Requirement: Report how many lines in the records hold the string "Ratios"; give the number and nothing else.

Materials provided:
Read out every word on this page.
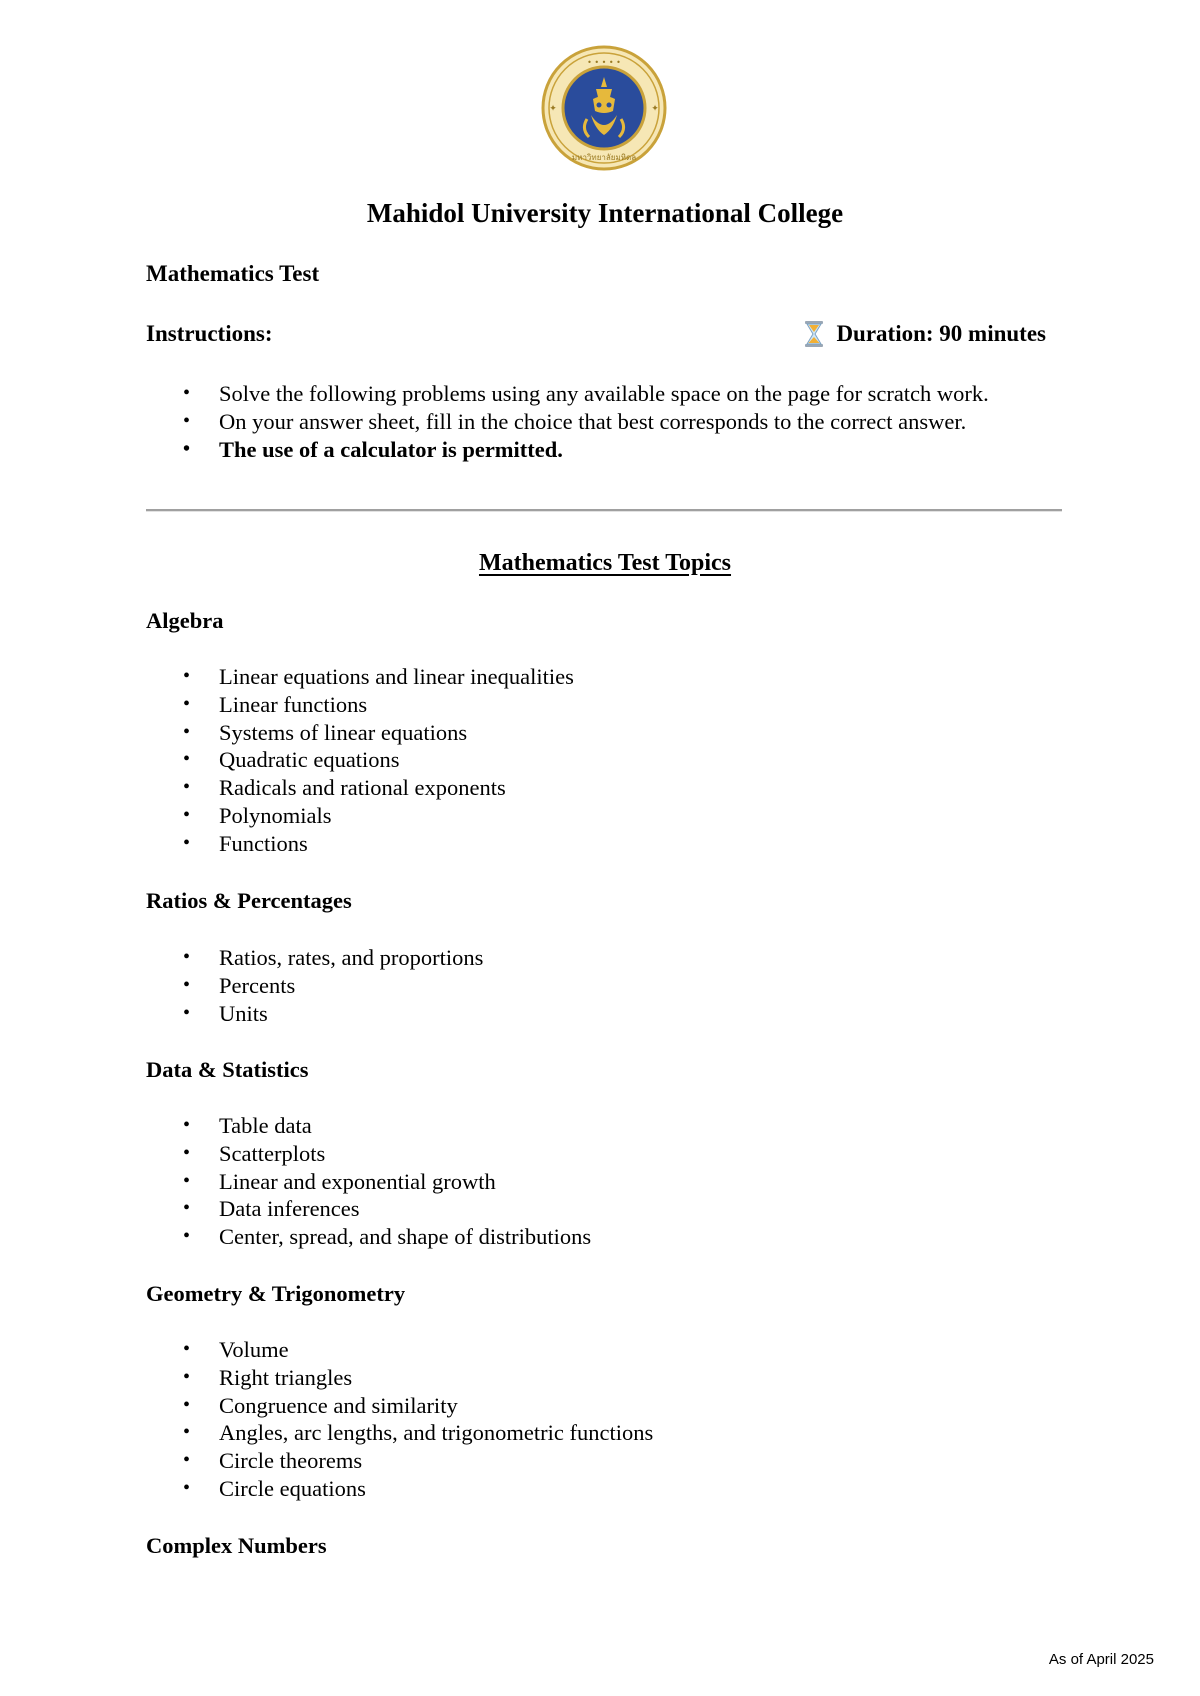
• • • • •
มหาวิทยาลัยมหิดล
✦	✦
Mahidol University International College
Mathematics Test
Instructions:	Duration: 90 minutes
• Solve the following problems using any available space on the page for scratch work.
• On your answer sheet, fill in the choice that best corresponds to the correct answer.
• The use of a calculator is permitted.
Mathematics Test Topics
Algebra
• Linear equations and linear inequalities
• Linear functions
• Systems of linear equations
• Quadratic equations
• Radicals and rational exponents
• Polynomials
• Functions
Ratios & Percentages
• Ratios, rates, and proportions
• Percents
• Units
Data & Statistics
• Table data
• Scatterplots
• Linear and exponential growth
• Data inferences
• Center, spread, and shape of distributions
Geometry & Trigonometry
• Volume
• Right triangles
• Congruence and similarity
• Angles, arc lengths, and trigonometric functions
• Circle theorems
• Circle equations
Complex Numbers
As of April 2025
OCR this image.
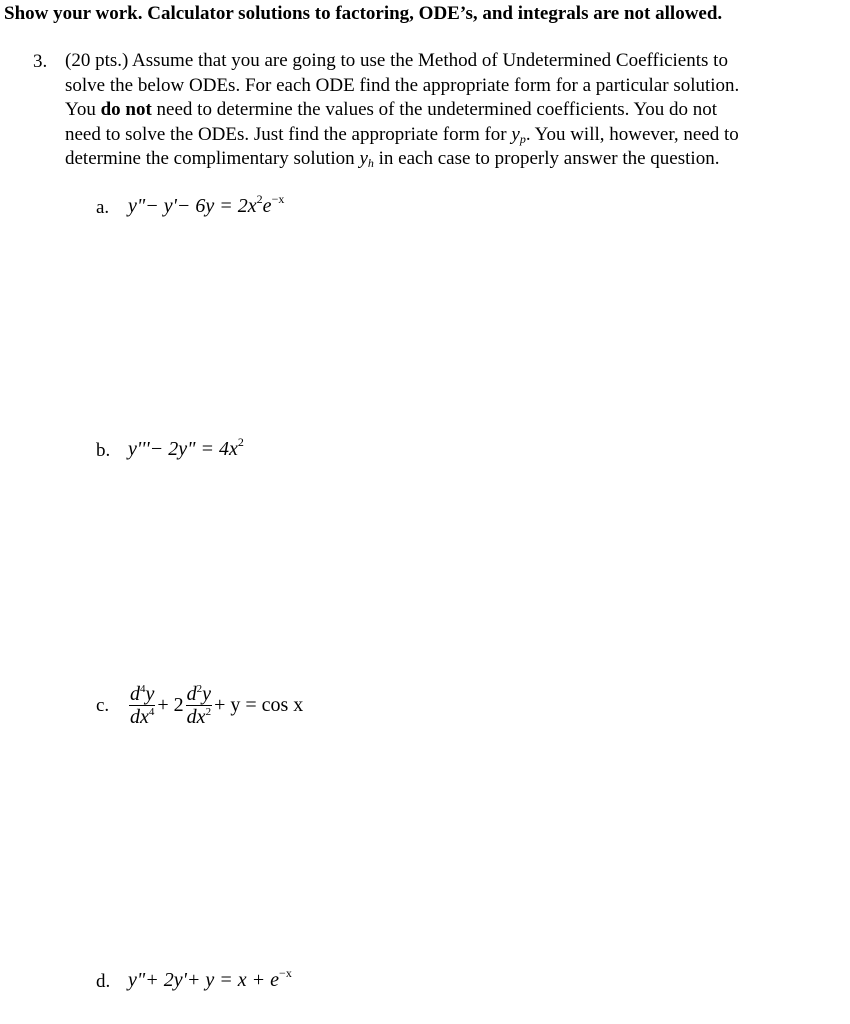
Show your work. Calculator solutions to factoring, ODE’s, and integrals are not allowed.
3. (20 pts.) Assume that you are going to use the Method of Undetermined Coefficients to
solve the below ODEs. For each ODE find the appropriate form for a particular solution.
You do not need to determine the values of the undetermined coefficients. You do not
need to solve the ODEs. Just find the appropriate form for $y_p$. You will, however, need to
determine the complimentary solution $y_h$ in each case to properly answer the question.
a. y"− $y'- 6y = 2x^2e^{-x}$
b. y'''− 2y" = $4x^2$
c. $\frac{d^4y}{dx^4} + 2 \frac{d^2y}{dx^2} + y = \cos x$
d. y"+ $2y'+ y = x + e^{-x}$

Task response: 2